**TASK REQUIREMENTS**.
Return each line of the listing that contains the string "Inputs".

**PROVIDED INFORMATION**.
/---

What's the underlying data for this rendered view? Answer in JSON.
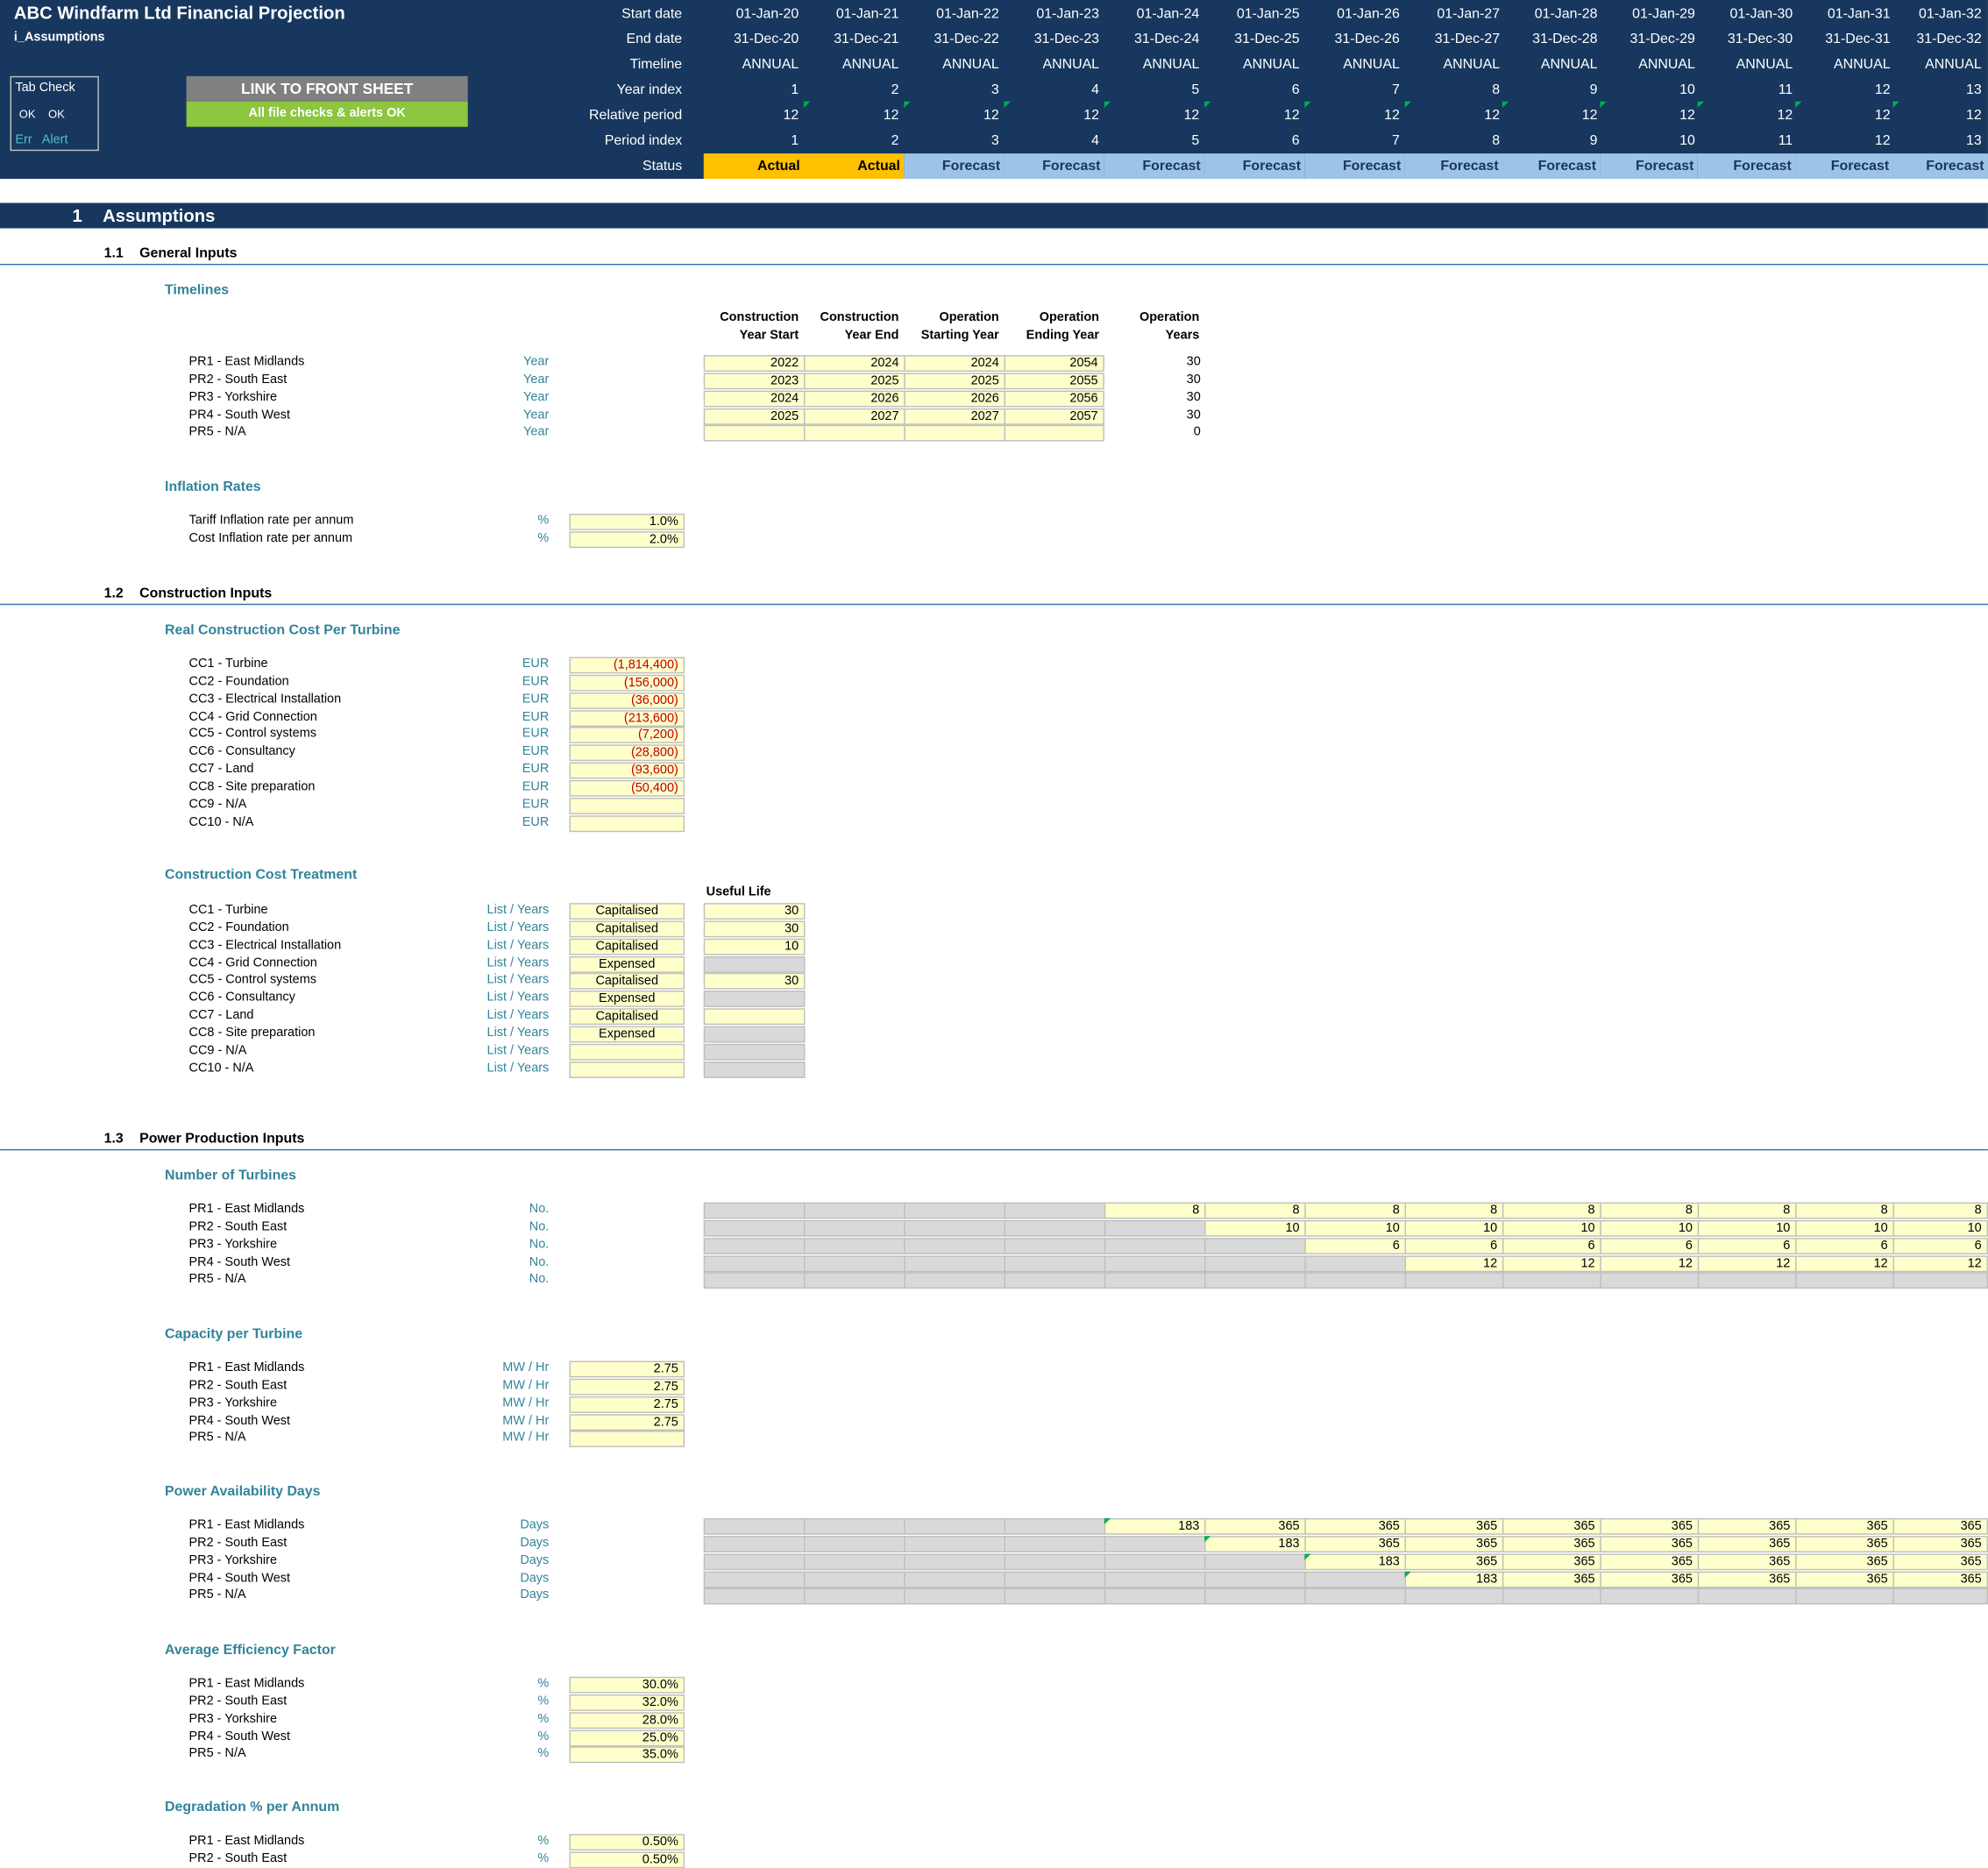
{
  "header": {
    "title": "ABC Windfarm Ltd Financial Projection",
    "sheet_name": "i_Assumptions",
    "tab_check": {
      "label": "Tab Check",
      "ok1": "OK",
      "ok2": "OK",
      "err": "Err",
      "alert": "Alert"
    },
    "link_button": "LINK TO FRONT SHEET",
    "checks_status": "All file checks & alerts OK",
    "row_labels": [
      "Start date",
      "End date",
      "Timeline",
      "Year index",
      "Relative period",
      "Period index",
      "Status"
    ],
    "start_dates": [
      "01-Jan-20",
      "01-Jan-21",
      "01-Jan-22",
      "01-Jan-23",
      "01-Jan-24",
      "01-Jan-25",
      "01-Jan-26",
      "01-Jan-27",
      "01-Jan-28",
      "01-Jan-29",
      "01-Jan-30",
      "01-Jan-31",
      "01-Jan-32"
    ],
    "end_dates": [
      "31-Dec-20",
      "31-Dec-21",
      "31-Dec-22",
      "31-Dec-23",
      "31-Dec-24",
      "31-Dec-25",
      "31-Dec-26",
      "31-Dec-27",
      "31-Dec-28",
      "31-Dec-29",
      "31-Dec-30",
      "31-Dec-31",
      "31-Dec-32"
    ],
    "timeline": [
      "ANNUAL",
      "ANNUAL",
      "ANNUAL",
      "ANNUAL",
      "ANNUAL",
      "ANNUAL",
      "ANNUAL",
      "ANNUAL",
      "ANNUAL",
      "ANNUAL",
      "ANNUAL",
      "ANNUAL",
      "ANNUAL"
    ],
    "year_index": [
      "1",
      "2",
      "3",
      "4",
      "5",
      "6",
      "7",
      "8",
      "9",
      "10",
      "11",
      "12",
      "13"
    ],
    "relative_period": [
      "12",
      "12",
      "12",
      "12",
      "12",
      "12",
      "12",
      "12",
      "12",
      "12",
      "12",
      "12",
      "12"
    ],
    "period_index": [
      "1",
      "2",
      "3",
      "4",
      "5",
      "6",
      "7",
      "8",
      "9",
      "10",
      "11",
      "12",
      "13"
    ],
    "status": [
      "Actual",
      "Actual",
      "Forecast",
      "Forecast",
      "Forecast",
      "Forecast",
      "Forecast",
      "Forecast",
      "Forecast",
      "Forecast",
      "Forecast",
      "Forecast",
      "Forecast"
    ],
    "colors": {
      "navy": "#17375e",
      "actual": "#ffc000",
      "forecast": "#9dc3e6",
      "ok_green": "#92d050",
      "link_gray": "#808080"
    }
  },
  "section1": {
    "number": "1",
    "title": "Assumptions"
  },
  "general": {
    "number": "1.1",
    "title": "General Inputs",
    "timelines": {
      "title": "Timelines",
      "columns": [
        "Construction\nYear Start",
        "Construction\nYear End",
        "Operation\nStarting Year",
        "Operation\nEnding Year",
        "Operation\nYears"
      ],
      "rows": [
        {
          "label": "PR1 - East Midlands",
          "unit": "Year",
          "values": [
            "2022",
            "2024",
            "2024",
            "2054"
          ],
          "years": "30"
        },
        {
          "label": "PR2 - South East",
          "unit": "Year",
          "values": [
            "2023",
            "2025",
            "2025",
            "2055"
          ],
          "years": "30"
        },
        {
          "label": "PR3 - Yorkshire",
          "unit": "Year",
          "values": [
            "2024",
            "2026",
            "2026",
            "2056"
          ],
          "years": "30"
        },
        {
          "label": "PR4 - South West",
          "unit": "Year",
          "values": [
            "2025",
            "2027",
            "2027",
            "2057"
          ],
          "years": "30"
        },
        {
          "label": "PR5 - N/A",
          "unit": "Year",
          "values": [
            "",
            "",
            "",
            ""
          ],
          "years": "0"
        }
      ]
    },
    "inflation": {
      "title": "Inflation Rates",
      "rows": [
        {
          "label": "Tariff Inflation rate per annum",
          "unit": "%",
          "value": "1.0%"
        },
        {
          "label": "Cost Inflation rate per annum",
          "unit": "%",
          "value": "2.0%"
        }
      ]
    }
  },
  "construction": {
    "number": "1.2",
    "title": "Construction Inputs",
    "real_cost": {
      "title": "Real Construction Cost Per Turbine",
      "rows": [
        {
          "label": "CC1 - Turbine",
          "unit": "EUR",
          "value": "(1,814,400)"
        },
        {
          "label": "CC2 - Foundation",
          "unit": "EUR",
          "value": "(156,000)"
        },
        {
          "label": "CC3 - Electrical Installation",
          "unit": "EUR",
          "value": "(36,000)"
        },
        {
          "label": "CC4 - Grid Connection",
          "unit": "EUR",
          "value": "(213,600)"
        },
        {
          "label": "CC5 - Control systems",
          "unit": "EUR",
          "value": "(7,200)"
        },
        {
          "label": "CC6 - Consultancy",
          "unit": "EUR",
          "value": "(28,800)"
        },
        {
          "label": "CC7 - Land",
          "unit": "EUR",
          "value": "(93,600)"
        },
        {
          "label": "CC8 - Site preparation",
          "unit": "EUR",
          "value": "(50,400)"
        },
        {
          "label": "CC9 - N/A",
          "unit": "EUR",
          "value": ""
        },
        {
          "label": "CC10 - N/A",
          "unit": "EUR",
          "value": ""
        }
      ]
    },
    "treatment": {
      "title": "Construction Cost Treatment",
      "useful_life_header": "Useful Life",
      "rows": [
        {
          "label": "CC1 - Turbine",
          "unit": "List / Years",
          "treatment": "Capitalised",
          "life": "30"
        },
        {
          "label": "CC2 - Foundation",
          "unit": "List / Years",
          "treatment": "Capitalised",
          "life": "30"
        },
        {
          "label": "CC3 - Electrical Installation",
          "unit": "List / Years",
          "treatment": "Capitalised",
          "life": "10"
        },
        {
          "label": "CC4 - Grid Connection",
          "unit": "List / Years",
          "treatment": "Expensed",
          "life": ""
        },
        {
          "label": "CC5 - Control systems",
          "unit": "List / Years",
          "treatment": "Capitalised",
          "life": "30"
        },
        {
          "label": "CC6 - Consultancy",
          "unit": "List / Years",
          "treatment": "Expensed",
          "life": ""
        },
        {
          "label": "CC7 - Land",
          "unit": "List / Years",
          "treatment": "Capitalised",
          "life": ""
        },
        {
          "label": "CC8 - Site preparation",
          "unit": "List / Years",
          "treatment": "Expensed",
          "life": ""
        },
        {
          "label": "CC9 - N/A",
          "unit": "List / Years",
          "treatment": "",
          "life": ""
        },
        {
          "label": "CC10 - N/A",
          "unit": "List / Years",
          "treatment": "",
          "life": ""
        }
      ]
    }
  },
  "power": {
    "number": "1.3",
    "title": "Power Production Inputs",
    "turbines": {
      "title": "Number of Turbines",
      "rows": [
        {
          "label": "PR1 - East Midlands",
          "unit": "No.",
          "values": [
            "",
            "",
            "",
            "",
            "8",
            "8",
            "8",
            "8",
            "8",
            "8",
            "8",
            "8",
            "8"
          ]
        },
        {
          "label": "PR2 - South East",
          "unit": "No.",
          "values": [
            "",
            "",
            "",
            "",
            "",
            "10",
            "10",
            "10",
            "10",
            "10",
            "10",
            "10",
            "10"
          ]
        },
        {
          "label": "PR3 - Yorkshire",
          "unit": "No.",
          "values": [
            "",
            "",
            "",
            "",
            "",
            "",
            "6",
            "6",
            "6",
            "6",
            "6",
            "6",
            "6"
          ]
        },
        {
          "label": "PR4 - South West",
          "unit": "No.",
          "values": [
            "",
            "",
            "",
            "",
            "",
            "",
            "",
            "12",
            "12",
            "12",
            "12",
            "12",
            "12"
          ]
        },
        {
          "label": "PR5 - N/A",
          "unit": "No.",
          "values": [
            "",
            "",
            "",
            "",
            "",
            "",
            "",
            "",
            "",
            "",
            "",
            "",
            ""
          ]
        }
      ]
    },
    "capacity": {
      "title": "Capacity per Turbine",
      "rows": [
        {
          "label": "PR1 - East Midlands",
          "unit": "MW / Hr",
          "value": "2.75"
        },
        {
          "label": "PR2 - South East",
          "unit": "MW / Hr",
          "value": "2.75"
        },
        {
          "label": "PR3 - Yorkshire",
          "unit": "MW / Hr",
          "value": "2.75"
        },
        {
          "label": "PR4 - South West",
          "unit": "MW / Hr",
          "value": "2.75"
        },
        {
          "label": "PR5 - N/A",
          "unit": "MW / Hr",
          "value": ""
        }
      ]
    },
    "availability": {
      "title": "Power Availability Days",
      "rows": [
        {
          "label": "PR1 - East Midlands",
          "unit": "Days",
          "values": [
            "",
            "",
            "",
            "",
            "183",
            "365",
            "365",
            "365",
            "365",
            "365",
            "365",
            "365",
            "365"
          ]
        },
        {
          "label": "PR2 - South East",
          "unit": "Days",
          "values": [
            "",
            "",
            "",
            "",
            "",
            "183",
            "365",
            "365",
            "365",
            "365",
            "365",
            "365",
            "365"
          ]
        },
        {
          "label": "PR3 - Yorkshire",
          "unit": "Days",
          "values": [
            "",
            "",
            "",
            "",
            "",
            "",
            "183",
            "365",
            "365",
            "365",
            "365",
            "365",
            "365"
          ]
        },
        {
          "label": "PR4 - South West",
          "unit": "Days",
          "values": [
            "",
            "",
            "",
            "",
            "",
            "",
            "",
            "183",
            "365",
            "365",
            "365",
            "365",
            "365"
          ]
        },
        {
          "label": "PR5 - N/A",
          "unit": "Days",
          "values": [
            "",
            "",
            "",
            "",
            "",
            "",
            "",
            "",
            "",
            "",
            "",
            "",
            ""
          ]
        }
      ]
    },
    "efficiency": {
      "title": "Average Efficiency Factor",
      "rows": [
        {
          "label": "PR1 - East Midlands",
          "unit": "%",
          "value": "30.0%"
        },
        {
          "label": "PR2 - South East",
          "unit": "%",
          "value": "32.0%"
        },
        {
          "label": "PR3 - Yorkshire",
          "unit": "%",
          "value": "28.0%"
        },
        {
          "label": "PR4 - South West",
          "unit": "%",
          "value": "25.0%"
        },
        {
          "label": "PR5 - N/A",
          "unit": "%",
          "value": "35.0%"
        }
      ]
    },
    "degradation": {
      "title": "Degradation % per Annum",
      "rows": [
        {
          "label": "PR1 - East Midlands",
          "unit": "%",
          "value": "0.50%"
        },
        {
          "label": "PR2 - South East",
          "unit": "%",
          "value": "0.50%"
        }
      ]
    }
  }
}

\---

**RESULT FOR THIS EXERCISE**.
    "title": "General Inputs",
    "title": "Construction Inputs",
    "title": "Power Production Inputs",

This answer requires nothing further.